_Layout coordinate data_
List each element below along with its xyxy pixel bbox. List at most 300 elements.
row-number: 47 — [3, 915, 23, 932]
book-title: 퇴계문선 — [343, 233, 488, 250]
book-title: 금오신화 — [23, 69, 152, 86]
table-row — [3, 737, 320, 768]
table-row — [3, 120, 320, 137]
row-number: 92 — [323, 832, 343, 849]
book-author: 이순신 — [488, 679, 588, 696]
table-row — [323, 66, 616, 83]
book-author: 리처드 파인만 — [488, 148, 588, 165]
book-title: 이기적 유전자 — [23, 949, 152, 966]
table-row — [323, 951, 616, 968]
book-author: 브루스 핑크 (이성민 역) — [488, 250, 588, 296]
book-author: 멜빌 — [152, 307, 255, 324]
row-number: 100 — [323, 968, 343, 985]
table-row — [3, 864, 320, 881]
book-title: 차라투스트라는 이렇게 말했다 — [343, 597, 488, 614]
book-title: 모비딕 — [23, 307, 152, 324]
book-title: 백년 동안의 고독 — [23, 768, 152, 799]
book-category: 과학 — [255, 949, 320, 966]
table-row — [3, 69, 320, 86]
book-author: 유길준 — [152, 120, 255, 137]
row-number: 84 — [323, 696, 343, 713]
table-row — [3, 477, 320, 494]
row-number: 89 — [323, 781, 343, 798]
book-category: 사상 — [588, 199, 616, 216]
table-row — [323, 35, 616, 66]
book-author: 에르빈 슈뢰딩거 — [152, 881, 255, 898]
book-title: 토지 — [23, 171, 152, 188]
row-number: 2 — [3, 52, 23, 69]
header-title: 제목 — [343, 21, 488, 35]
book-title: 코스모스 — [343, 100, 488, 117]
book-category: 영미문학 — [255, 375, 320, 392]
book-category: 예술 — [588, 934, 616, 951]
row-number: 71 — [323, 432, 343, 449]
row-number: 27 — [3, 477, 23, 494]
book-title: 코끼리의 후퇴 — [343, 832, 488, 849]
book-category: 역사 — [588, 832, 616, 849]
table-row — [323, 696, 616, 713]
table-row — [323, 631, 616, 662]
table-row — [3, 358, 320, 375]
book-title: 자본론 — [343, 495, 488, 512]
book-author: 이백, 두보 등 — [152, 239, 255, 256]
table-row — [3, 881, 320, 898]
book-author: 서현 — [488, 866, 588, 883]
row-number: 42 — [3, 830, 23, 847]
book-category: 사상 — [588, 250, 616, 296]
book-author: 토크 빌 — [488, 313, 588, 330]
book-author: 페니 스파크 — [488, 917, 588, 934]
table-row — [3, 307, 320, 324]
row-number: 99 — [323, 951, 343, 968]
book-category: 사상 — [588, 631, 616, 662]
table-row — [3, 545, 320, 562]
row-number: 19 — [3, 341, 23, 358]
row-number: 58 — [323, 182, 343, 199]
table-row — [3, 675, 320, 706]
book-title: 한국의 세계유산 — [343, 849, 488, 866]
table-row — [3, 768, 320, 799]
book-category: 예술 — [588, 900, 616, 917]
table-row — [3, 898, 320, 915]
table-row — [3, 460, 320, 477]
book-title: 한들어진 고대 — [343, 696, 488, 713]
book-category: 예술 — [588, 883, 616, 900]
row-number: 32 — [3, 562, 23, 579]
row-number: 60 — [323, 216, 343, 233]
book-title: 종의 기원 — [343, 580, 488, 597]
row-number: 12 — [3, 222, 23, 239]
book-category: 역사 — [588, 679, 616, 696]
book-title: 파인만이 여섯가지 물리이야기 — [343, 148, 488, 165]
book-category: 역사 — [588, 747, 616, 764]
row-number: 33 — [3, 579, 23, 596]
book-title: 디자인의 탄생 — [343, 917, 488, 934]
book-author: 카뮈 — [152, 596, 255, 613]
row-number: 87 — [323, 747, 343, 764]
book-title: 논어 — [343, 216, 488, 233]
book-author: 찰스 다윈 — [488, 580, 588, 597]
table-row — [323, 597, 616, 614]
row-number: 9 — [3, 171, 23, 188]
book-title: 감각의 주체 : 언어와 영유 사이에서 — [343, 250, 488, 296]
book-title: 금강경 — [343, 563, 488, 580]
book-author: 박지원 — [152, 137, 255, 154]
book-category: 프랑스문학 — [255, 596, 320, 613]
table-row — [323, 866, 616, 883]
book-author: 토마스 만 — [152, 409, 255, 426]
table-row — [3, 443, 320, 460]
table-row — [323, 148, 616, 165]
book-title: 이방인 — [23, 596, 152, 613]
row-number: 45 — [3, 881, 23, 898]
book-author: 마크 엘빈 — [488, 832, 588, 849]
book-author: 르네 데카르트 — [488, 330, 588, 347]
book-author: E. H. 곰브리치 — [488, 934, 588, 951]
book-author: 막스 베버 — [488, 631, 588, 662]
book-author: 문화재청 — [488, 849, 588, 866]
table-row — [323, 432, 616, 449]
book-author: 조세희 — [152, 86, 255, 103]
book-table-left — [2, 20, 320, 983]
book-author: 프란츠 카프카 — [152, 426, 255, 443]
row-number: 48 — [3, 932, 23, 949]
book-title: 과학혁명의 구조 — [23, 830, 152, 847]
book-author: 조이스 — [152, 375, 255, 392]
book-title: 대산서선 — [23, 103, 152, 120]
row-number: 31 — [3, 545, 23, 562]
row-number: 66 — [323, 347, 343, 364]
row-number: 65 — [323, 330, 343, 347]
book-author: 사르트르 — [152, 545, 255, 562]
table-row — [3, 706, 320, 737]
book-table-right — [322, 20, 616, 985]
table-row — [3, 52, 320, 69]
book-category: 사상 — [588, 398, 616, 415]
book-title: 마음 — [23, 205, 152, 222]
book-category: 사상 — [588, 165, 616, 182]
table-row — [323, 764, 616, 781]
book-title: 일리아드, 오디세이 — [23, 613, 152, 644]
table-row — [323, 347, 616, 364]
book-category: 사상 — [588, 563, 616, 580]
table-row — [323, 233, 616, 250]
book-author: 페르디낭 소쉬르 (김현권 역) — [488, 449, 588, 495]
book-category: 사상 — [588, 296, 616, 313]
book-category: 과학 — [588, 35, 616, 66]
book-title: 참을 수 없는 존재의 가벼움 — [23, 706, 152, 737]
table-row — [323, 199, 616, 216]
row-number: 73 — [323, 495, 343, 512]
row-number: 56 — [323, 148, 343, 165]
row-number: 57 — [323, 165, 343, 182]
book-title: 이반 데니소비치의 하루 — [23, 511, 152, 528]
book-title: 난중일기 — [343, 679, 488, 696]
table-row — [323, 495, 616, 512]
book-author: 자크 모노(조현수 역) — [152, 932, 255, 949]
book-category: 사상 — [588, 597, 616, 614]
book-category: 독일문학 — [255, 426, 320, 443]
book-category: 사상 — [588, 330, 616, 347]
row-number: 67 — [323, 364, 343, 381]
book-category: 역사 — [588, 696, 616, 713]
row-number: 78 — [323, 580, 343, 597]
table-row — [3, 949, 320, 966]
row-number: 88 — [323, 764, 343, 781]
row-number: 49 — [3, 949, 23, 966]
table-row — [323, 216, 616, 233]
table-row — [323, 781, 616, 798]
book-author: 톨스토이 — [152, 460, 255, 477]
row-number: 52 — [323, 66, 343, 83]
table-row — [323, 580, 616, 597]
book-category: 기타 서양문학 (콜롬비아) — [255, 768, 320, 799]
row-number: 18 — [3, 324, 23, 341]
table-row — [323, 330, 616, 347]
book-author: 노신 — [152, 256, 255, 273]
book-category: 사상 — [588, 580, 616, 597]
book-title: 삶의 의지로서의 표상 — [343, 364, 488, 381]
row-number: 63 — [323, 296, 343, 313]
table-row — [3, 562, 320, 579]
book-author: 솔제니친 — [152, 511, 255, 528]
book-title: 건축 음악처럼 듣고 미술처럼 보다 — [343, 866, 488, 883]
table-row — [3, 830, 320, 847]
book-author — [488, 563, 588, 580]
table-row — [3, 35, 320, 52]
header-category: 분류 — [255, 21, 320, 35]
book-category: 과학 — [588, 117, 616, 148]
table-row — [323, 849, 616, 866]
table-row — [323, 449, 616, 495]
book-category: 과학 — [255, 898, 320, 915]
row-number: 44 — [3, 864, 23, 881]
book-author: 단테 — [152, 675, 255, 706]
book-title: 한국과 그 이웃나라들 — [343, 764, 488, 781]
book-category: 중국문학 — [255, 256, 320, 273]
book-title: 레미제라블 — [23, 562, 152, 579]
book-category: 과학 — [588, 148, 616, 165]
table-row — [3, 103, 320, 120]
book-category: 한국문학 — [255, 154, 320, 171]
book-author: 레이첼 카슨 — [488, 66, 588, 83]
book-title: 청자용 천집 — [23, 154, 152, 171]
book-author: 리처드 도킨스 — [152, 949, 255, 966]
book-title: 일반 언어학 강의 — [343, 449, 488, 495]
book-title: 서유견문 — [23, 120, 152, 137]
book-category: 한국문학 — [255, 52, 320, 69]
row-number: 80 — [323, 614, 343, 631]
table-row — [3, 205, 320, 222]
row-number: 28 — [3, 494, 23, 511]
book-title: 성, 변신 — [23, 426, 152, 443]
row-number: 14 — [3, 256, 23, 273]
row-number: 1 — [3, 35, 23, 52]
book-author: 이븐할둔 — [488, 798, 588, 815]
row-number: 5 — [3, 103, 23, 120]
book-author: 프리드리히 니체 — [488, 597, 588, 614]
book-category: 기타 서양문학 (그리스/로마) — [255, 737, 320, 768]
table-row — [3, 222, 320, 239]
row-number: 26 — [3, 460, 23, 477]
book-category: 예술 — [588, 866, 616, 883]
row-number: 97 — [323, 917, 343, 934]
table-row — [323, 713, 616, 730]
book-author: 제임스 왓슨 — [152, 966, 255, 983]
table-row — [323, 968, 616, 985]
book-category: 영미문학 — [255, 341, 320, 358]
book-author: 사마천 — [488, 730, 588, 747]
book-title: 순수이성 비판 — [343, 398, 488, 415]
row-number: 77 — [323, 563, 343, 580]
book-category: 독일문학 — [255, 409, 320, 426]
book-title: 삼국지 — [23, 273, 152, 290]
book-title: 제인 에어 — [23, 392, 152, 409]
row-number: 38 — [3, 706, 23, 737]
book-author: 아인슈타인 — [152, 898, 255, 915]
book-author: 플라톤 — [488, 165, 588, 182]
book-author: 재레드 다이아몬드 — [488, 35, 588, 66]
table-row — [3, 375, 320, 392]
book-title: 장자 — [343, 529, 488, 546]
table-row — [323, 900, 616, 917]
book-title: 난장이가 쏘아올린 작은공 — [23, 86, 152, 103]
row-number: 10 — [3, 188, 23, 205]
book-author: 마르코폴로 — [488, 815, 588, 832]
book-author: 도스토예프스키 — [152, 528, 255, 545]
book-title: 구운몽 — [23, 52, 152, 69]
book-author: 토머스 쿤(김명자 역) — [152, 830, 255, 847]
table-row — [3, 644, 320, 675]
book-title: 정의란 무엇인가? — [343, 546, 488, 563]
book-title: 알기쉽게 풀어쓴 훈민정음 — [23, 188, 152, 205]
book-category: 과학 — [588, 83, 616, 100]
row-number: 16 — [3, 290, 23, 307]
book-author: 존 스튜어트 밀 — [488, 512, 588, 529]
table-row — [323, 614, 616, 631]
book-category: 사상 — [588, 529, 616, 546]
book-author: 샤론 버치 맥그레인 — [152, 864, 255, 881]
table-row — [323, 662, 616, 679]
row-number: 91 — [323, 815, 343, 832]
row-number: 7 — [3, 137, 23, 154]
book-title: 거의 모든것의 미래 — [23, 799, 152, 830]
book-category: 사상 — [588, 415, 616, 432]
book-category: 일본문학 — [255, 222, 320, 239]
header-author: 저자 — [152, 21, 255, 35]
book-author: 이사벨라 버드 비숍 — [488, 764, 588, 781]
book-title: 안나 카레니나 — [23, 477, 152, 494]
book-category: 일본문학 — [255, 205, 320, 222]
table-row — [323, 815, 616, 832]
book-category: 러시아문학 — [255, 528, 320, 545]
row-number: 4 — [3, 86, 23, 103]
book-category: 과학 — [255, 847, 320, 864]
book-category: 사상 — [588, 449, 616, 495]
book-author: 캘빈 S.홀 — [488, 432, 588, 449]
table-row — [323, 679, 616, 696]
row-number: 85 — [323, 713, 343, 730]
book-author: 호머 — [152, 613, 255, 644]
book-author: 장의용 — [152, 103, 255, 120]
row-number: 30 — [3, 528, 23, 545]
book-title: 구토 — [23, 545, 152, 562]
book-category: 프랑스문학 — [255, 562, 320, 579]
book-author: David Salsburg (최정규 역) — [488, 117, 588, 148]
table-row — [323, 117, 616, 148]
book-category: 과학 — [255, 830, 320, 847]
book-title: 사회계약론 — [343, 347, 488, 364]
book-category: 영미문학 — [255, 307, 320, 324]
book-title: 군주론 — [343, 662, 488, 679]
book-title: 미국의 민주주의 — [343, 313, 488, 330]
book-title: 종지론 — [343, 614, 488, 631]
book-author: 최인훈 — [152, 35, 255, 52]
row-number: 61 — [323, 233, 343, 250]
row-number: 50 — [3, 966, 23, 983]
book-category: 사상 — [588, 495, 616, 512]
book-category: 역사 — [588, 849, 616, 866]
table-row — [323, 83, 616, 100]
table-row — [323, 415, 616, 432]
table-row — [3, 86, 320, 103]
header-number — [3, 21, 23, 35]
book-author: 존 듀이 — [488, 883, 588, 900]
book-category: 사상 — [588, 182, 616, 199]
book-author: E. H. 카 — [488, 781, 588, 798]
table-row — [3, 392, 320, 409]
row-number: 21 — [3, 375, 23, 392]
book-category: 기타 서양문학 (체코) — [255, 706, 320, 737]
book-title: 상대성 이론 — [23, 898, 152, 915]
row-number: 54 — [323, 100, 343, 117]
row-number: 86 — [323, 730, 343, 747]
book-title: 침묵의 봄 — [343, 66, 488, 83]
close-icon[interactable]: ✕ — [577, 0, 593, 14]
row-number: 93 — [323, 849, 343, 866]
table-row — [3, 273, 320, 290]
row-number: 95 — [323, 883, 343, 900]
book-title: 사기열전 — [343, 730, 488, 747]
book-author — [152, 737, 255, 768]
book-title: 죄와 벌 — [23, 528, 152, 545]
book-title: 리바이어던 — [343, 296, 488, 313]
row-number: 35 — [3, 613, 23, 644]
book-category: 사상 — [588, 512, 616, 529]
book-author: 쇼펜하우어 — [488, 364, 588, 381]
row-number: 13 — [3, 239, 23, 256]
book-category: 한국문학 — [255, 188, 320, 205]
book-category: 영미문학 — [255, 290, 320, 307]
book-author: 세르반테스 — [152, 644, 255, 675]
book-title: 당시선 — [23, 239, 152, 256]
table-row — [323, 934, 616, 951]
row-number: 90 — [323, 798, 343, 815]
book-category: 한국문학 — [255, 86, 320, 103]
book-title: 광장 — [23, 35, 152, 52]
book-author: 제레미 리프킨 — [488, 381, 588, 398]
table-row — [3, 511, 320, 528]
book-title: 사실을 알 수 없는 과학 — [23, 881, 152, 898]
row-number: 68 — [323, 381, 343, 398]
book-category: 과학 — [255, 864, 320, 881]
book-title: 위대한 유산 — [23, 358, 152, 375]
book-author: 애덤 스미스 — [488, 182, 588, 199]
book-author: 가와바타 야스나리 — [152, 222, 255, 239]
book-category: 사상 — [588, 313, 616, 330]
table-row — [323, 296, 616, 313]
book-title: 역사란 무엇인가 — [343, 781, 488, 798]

_The request_
Recast everything from the start of the items down through the line containing "book-author: 리처드 파인만 — [488, 148, 588, 165]", that line included, as a JSON list of strings with one string per line. Leave out any blank lines.

_Reply_
[
  "List each element below along with its xyxy pixel bbox. List at most 300 elements.",
  "row-number: 47 — [3, 915, 23, 932]",
  "book-title: 퇴계문선 — [343, 233, 488, 250]",
  "book-title: 금오신화 — [23, 69, 152, 86]",
  "table-row — [3, 737, 320, 768]",
  "table-row — [3, 120, 320, 137]",
  "row-number: 92 — [323, 832, 343, 849]",
  "book-author: 이순신 — [488, 679, 588, 696]",
  "table-row — [323, 66, 616, 83]",
  "book-author: 리처드 파인만 — [488, 148, 588, 165]"
]